Problem requirements: Copy the material that follows word for word and omit its pictures.

Records to use:
--

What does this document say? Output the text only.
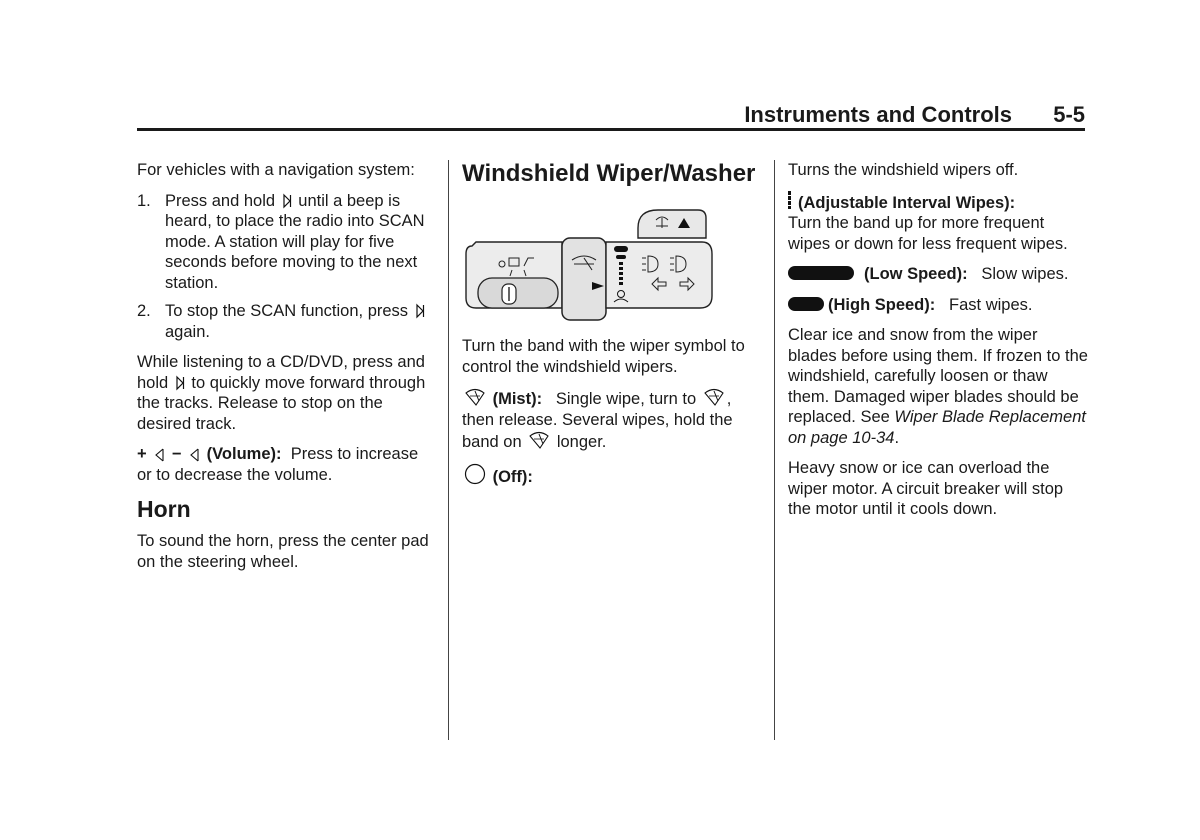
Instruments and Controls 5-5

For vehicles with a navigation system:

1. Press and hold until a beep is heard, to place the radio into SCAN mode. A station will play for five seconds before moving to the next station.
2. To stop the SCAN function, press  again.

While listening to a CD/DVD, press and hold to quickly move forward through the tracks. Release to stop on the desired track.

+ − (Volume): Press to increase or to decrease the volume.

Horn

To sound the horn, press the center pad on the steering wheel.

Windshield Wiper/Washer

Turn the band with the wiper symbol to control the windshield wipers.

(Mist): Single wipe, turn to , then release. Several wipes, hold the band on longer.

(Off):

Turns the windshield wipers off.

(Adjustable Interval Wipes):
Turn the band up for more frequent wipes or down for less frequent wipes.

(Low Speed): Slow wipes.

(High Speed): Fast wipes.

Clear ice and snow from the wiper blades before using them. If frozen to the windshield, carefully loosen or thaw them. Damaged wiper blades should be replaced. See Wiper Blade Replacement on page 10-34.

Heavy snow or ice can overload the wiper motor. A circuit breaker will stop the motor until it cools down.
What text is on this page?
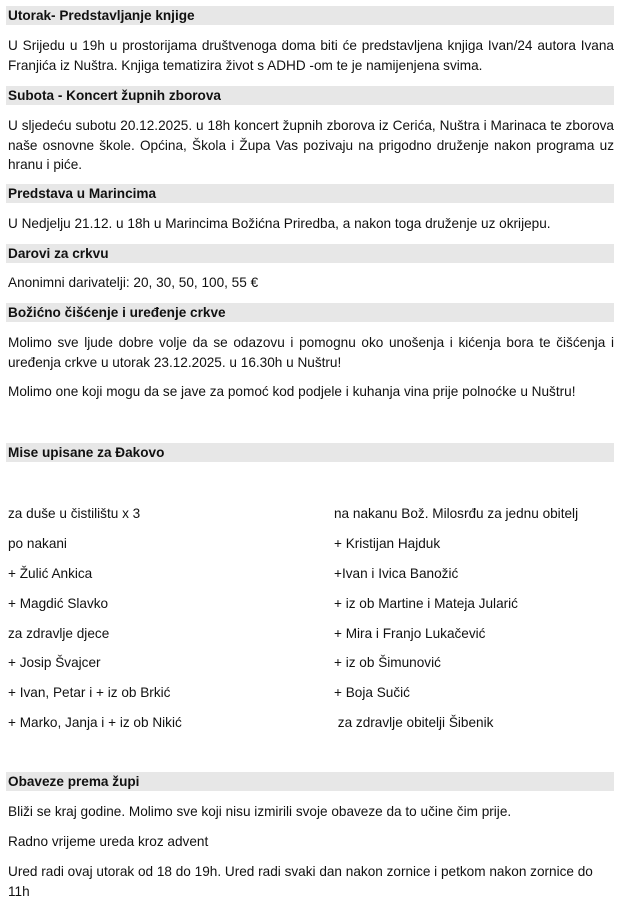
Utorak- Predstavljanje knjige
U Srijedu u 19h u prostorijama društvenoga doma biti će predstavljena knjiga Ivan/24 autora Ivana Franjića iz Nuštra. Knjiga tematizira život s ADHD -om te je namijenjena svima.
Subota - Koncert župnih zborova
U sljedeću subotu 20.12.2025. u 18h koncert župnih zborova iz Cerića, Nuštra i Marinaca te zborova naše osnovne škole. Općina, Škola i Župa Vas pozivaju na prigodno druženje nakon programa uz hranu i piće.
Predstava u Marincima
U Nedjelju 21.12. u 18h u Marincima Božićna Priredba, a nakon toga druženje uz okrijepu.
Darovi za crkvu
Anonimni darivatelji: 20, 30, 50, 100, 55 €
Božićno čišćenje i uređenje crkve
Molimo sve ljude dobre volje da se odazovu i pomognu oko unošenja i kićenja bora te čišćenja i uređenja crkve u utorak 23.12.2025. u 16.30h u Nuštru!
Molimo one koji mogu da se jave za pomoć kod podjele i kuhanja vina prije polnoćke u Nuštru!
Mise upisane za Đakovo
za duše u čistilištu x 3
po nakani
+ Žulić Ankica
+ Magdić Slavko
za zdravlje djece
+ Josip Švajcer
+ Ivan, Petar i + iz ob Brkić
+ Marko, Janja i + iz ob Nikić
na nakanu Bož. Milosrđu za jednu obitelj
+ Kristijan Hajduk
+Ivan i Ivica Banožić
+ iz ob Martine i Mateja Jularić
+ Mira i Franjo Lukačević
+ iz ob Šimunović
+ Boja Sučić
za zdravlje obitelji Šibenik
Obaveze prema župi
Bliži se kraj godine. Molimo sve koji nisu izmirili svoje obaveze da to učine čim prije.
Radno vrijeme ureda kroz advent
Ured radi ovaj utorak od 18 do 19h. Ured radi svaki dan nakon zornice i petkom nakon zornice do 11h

--

Solution for this exercise:
What does this document say? Output the text only.
Instruments and Controls 5-5

For vehicles with a navigation system:

1. Press and hold until a beep is heard, to place the radio into SCAN mode. A station will play for five seconds before moving to the next station.
2. To stop the SCAN function, press  again.

While listening to a CD/DVD, press and hold to quickly move forward through the tracks. Release to stop on the desired track.

+ − (Volume): Press to increase or to decrease the volume.

Horn

To sound the horn, press the center pad on the steering wheel.

Windshield Wiper/Washer

Turn the band with the wiper symbol to control the windshield wipers.

(Mist): Single wipe, turn to , then release. Several wipes, hold the band on longer.

(Off):

Turns the windshield wipers off.

(Adjustable Interval Wipes):
Turn the band up for more frequent wipes or down for less frequent wipes.

(Low Speed): Slow wipes.

(High Speed): Fast wipes.

Clear ice and snow from the wiper blades before using them. If frozen to the windshield, carefully loosen or thaw them. Damaged wiper blades should be replaced. See Wiper Blade Replacement on page 10-34.

Heavy snow or ice can overload the wiper motor. A circuit breaker will stop the motor until it cools down.
What text is on this page?
Utorak- Predstavljanje knjige
U Srijedu u 19h u prostorijama društvenoga doma biti će predstavljena knjiga Ivan/24 autora Ivana Franjića iz Nuštra. Knjiga tematizira život s ADHD -om te je namijenjena svima.
Subota - Koncert župnih zborova
U sljedeću subotu 20.12.2025. u 18h koncert župnih zborova iz Cerića, Nuštra i Marinaca te zborova naše osnovne škole. Općina, Škola i Župa Vas pozivaju na prigodno druženje nakon programa uz hranu i piće.
Predstava u Marincima
U Nedjelju 21.12. u 18h u Marincima Božićna Priredba, a nakon toga druženje uz okrijepu.
Darovi za crkvu
Anonimni darivatelji: 20, 30, 50, 100, 55 €
Božićno čišćenje i uređenje crkve
Molimo sve ljude dobre volje da se odazovu i pomognu oko unošenja i kićenja bora te čišćenja i uređenja crkve u utorak 23.12.2025. u 16.30h u Nuštru!
Molimo one koji mogu da se jave za pomoć kod podjele i kuhanja vina prije polnoćke u Nuštru!
Mise upisane za Đakovo
za duše u čistilištu x 3
po nakani
+ Žulić Ankica
+ Magdić Slavko
za zdravlje djece
+ Josip Švajcer
+ Ivan, Petar i + iz ob Brkić
+ Marko, Janja i + iz ob Nikić
na nakanu Bož. Milosrđu za jednu obitelj
+ Kristijan Hajduk
+Ivan i Ivica Banožić
+ iz ob Martine i Mateja Jularić
+ Mira i Franjo Lukačević
+ iz ob Šimunović
+ Boja Sučić
za zdravlje obitelji Šibenik
Obaveze prema župi
Bliži se kraj godine. Molimo sve koji nisu izmirili svoje obaveze da to učine čim prije.
Radno vrijeme ureda kroz advent
Ured radi ovaj utorak od 18 do 19h. Ured radi svaki dan nakon zornice i petkom nakon zornice do 11h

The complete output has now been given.